- **Exercise prompt**
Using the data below, gather each line that includes the word "สาคะระ".

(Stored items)
** begin **
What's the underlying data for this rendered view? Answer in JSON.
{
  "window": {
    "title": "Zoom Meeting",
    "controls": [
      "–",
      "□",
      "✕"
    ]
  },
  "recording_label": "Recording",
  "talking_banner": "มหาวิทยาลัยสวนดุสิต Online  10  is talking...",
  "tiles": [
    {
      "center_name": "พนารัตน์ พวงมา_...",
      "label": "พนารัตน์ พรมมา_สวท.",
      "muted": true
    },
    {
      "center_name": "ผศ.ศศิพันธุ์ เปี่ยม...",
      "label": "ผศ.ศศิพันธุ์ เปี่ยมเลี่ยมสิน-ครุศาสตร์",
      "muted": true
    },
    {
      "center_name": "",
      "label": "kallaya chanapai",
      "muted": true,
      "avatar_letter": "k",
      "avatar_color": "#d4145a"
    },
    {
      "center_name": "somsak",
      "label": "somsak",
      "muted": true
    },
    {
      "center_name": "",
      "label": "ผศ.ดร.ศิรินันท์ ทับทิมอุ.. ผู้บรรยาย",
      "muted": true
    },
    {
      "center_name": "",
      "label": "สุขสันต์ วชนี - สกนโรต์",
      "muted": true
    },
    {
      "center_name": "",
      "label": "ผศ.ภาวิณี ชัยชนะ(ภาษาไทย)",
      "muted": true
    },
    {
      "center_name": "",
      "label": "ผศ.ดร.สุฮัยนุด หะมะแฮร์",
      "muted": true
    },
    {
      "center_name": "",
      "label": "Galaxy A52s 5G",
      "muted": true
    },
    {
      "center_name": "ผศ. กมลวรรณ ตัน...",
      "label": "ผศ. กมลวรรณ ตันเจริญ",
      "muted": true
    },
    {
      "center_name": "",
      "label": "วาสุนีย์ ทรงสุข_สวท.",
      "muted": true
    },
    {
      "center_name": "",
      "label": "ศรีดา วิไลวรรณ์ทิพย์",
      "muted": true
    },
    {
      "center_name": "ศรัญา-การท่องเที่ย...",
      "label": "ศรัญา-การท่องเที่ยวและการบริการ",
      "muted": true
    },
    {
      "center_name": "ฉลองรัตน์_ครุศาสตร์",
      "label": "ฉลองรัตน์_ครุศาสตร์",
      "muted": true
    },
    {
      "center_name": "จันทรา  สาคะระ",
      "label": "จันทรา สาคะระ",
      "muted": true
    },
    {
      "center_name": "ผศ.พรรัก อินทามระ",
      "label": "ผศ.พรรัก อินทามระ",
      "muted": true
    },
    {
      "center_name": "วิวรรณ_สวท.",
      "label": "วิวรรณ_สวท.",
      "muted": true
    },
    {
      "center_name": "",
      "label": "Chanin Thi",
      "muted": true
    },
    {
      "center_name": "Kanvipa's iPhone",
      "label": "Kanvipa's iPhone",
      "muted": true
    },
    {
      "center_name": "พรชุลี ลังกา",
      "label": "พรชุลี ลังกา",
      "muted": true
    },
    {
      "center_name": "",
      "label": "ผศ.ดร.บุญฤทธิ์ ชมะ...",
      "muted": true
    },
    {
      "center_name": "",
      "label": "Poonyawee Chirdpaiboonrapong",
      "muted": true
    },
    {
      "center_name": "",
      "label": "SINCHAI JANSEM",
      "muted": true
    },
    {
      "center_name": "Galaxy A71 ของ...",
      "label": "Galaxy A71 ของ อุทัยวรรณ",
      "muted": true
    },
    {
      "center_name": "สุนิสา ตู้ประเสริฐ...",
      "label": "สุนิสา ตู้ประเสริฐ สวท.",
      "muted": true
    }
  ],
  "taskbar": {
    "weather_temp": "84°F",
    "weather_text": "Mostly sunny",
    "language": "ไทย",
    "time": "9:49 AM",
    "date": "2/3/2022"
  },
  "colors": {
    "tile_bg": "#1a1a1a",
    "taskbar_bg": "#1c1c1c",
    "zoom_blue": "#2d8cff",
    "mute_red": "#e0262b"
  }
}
** end **
- **Result below**
      "center_name": "จันทรา  สาคะระ",
      "label": "จันทรา สาคะระ",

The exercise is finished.